▶ **Source records**:
┌──
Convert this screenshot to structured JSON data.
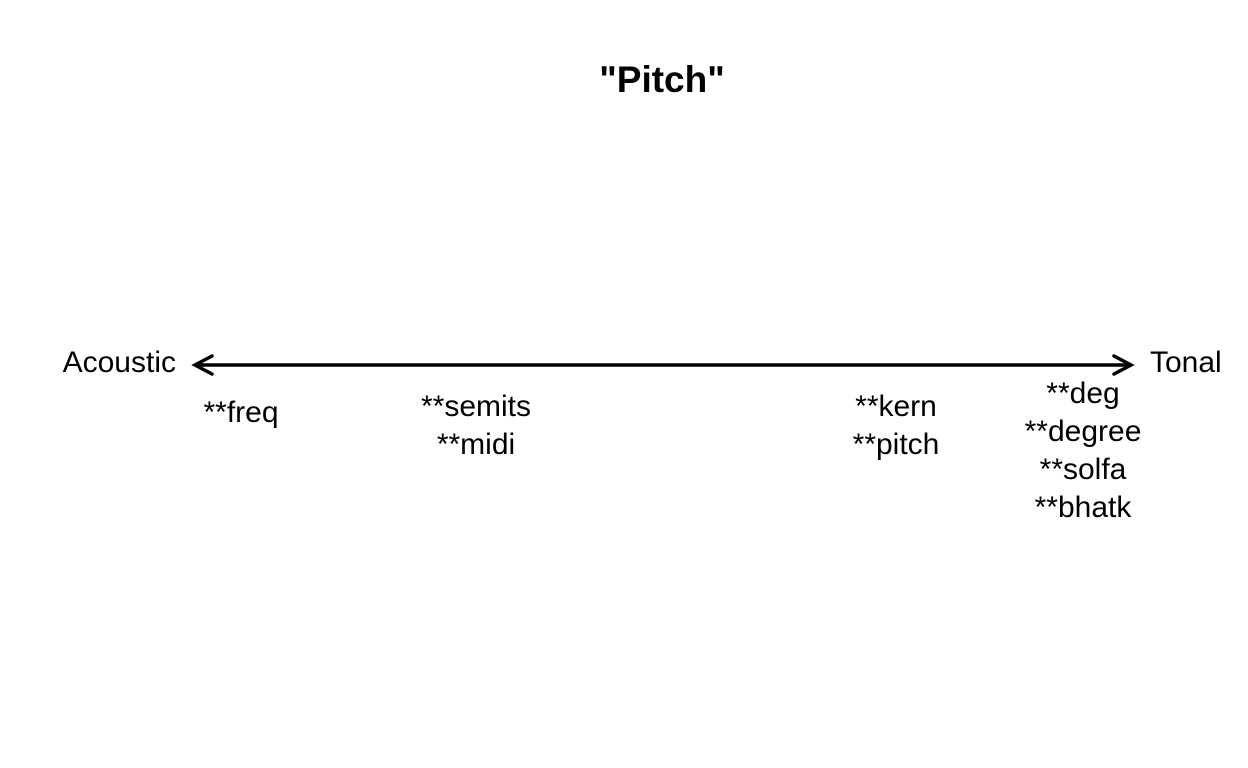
{
  "title": "\"Pitch\"",
  "axis": {
    "left_label": "Acoustic",
    "right_label": "Tonal"
  },
  "groups": [
    {
      "lines": [
        "**freq"
      ]
    },
    {
      "lines": [
        "**semits",
        "**midi"
      ]
    },
    {
      "lines": [
        "**kern",
        "**pitch"
      ]
    },
    {
      "lines": [
        "**deg",
        "**degree",
        "**solfa",
        "**bhatk"
      ]
    }
  ],
  "colors": {
    "ink": "#000000",
    "background": "#ffffff"
  }
}
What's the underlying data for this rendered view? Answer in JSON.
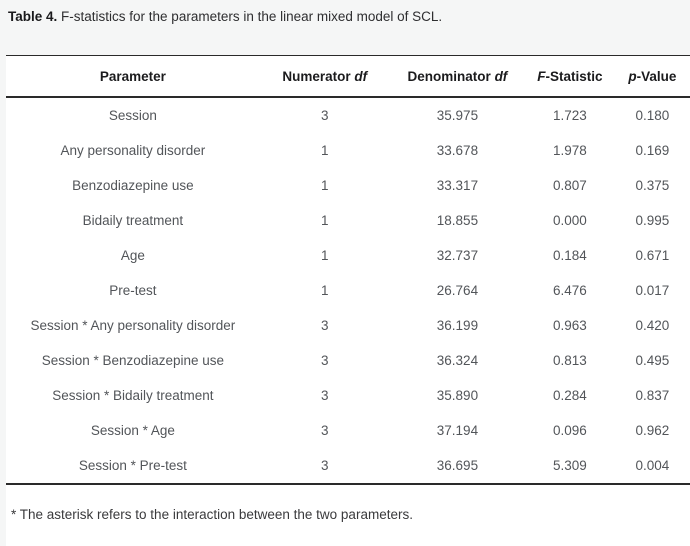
{
  "caption": {
    "label": "Table 4.",
    "text": " F-statistics for the parameters in the linear mixed model of SCL."
  },
  "table": {
    "columns": [
      {
        "pre": "Parameter",
        "it": "",
        "post": ""
      },
      {
        "pre": "Numerator ",
        "it": "df",
        "post": ""
      },
      {
        "pre": "Denominator ",
        "it": "df",
        "post": ""
      },
      {
        "pre": "",
        "it": "F",
        "post": "-Statistic"
      },
      {
        "pre": "",
        "it": "p",
        "post": "-Value"
      }
    ],
    "rows": [
      [
        "Session",
        "3",
        "35.975",
        "1.723",
        "0.180"
      ],
      [
        "Any personality disorder",
        "1",
        "33.678",
        "1.978",
        "0.169"
      ],
      [
        "Benzodiazepine use",
        "1",
        "33.317",
        "0.807",
        "0.375"
      ],
      [
        "Bidaily treatment",
        "1",
        "18.855",
        "0.000",
        "0.995"
      ],
      [
        "Age",
        "1",
        "32.737",
        "0.184",
        "0.671"
      ],
      [
        "Pre-test",
        "1",
        "26.764",
        "6.476",
        "0.017"
      ],
      [
        "Session * Any personality disorder",
        "3",
        "36.199",
        "0.963",
        "0.420"
      ],
      [
        "Session * Benzodiazepine use",
        "3",
        "36.324",
        "0.813",
        "0.495"
      ],
      [
        "Session * Bidaily treatment",
        "3",
        "35.890",
        "0.284",
        "0.837"
      ],
      [
        "Session * Age",
        "3",
        "37.194",
        "0.096",
        "0.962"
      ],
      [
        "Session * Pre-test",
        "3",
        "36.695",
        "5.309",
        "0.004"
      ]
    ]
  },
  "footnote": "* The asterisk refers to the interaction between the two parameters.",
  "colors": {
    "page_background": "#f5f6f6",
    "panel_background": "#ffffff",
    "border": "#2a2a2a",
    "header_text": "#1b1b1d",
    "body_text": "#525559"
  }
}
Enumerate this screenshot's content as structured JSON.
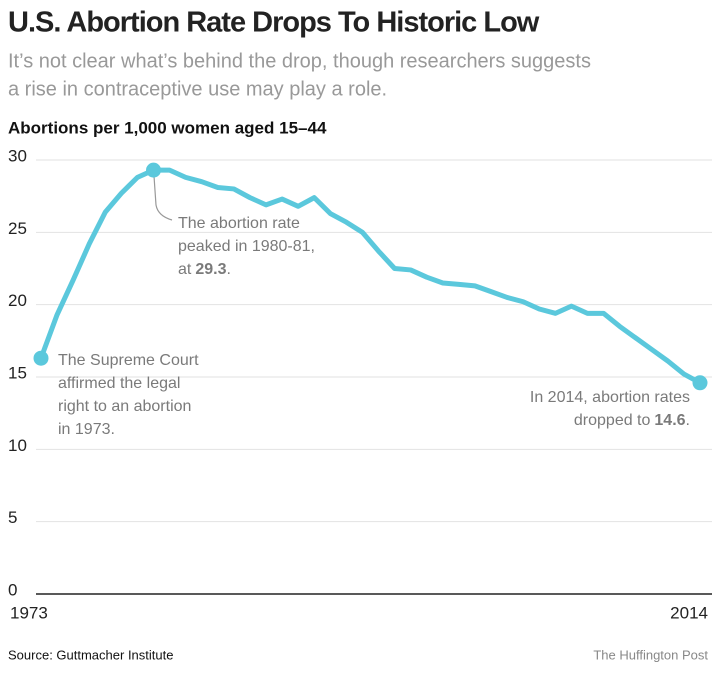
└──
▶ **Task**: Omit the pictures. Output every record above word for word.

▶ **The output**:
Convert this screenshot to structured JSON data.
{
  "title": "\"Pitch\"",
  "axis": {
    "left_label": "Acoustic",
    "right_label": "Tonal"
  },
  "groups": [
    {
      "lines": [
        "**freq"
      ]
    },
    {
      "lines": [
        "**semits",
        "**midi"
      ]
    },
    {
      "lines": [
        "**kern",
        "**pitch"
      ]
    },
    {
      "lines": [
        "**deg",
        "**degree",
        "**solfa",
        "**bhatk"
      ]
    }
  ],
  "colors": {
    "ink": "#000000",
    "background": "#ffffff"
  }
}
What's the underlying data for this rendered view? Answer in JSON.
{
  "caption": {
    "label": "Table 4.",
    "text": " F-statistics for the parameters in the linear mixed model of SCL."
  },
  "table": {
    "columns": [
      {
        "pre": "Parameter",
        "it": "",
        "post": ""
      },
      {
        "pre": "Numerator ",
        "it": "df",
        "post": ""
      },
      {
        "pre": "Denominator ",
        "it": "df",
        "post": ""
      },
      {
        "pre": "",
        "it": "F",
        "post": "-Statistic"
      },
      {
        "pre": "",
        "it": "p",
        "post": "-Value"
      }
    ],
    "rows": [
      [
        "Session",
        "3",
        "35.975",
        "1.723",
        "0.180"
      ],
      [
        "Any personality disorder",
        "1",
        "33.678",
        "1.978",
        "0.169"
      ],
      [
        "Benzodiazepine use",
        "1",
        "33.317",
        "0.807",
        "0.375"
      ],
      [
        "Bidaily treatment",
        "1",
        "18.855",
        "0.000",
        "0.995"
      ],
      [
        "Age",
        "1",
        "32.737",
        "0.184",
        "0.671"
      ],
      [
        "Pre-test",
        "1",
        "26.764",
        "6.476",
        "0.017"
      ],
      [
        "Session * Any personality disorder",
        "3",
        "36.199",
        "0.963",
        "0.420"
      ],
      [
        "Session * Benzodiazepine use",
        "3",
        "36.324",
        "0.813",
        "0.495"
      ],
      [
        "Session * Bidaily treatment",
        "3",
        "35.890",
        "0.284",
        "0.837"
      ],
      [
        "Session * Age",
        "3",
        "37.194",
        "0.096",
        "0.962"
      ],
      [
        "Session * Pre-test",
        "3",
        "36.695",
        "5.309",
        "0.004"
      ]
    ]
  },
  "footnote": "* The asterisk refers to the interaction between the two parameters.",
  "colors": {
    "page_background": "#f5f6f6",
    "panel_background": "#ffffff",
    "border": "#2a2a2a",
    "header_text": "#1b1b1d",
    "body_text": "#525559"
  }
}
Enumerate this screenshot's content as structured JSON.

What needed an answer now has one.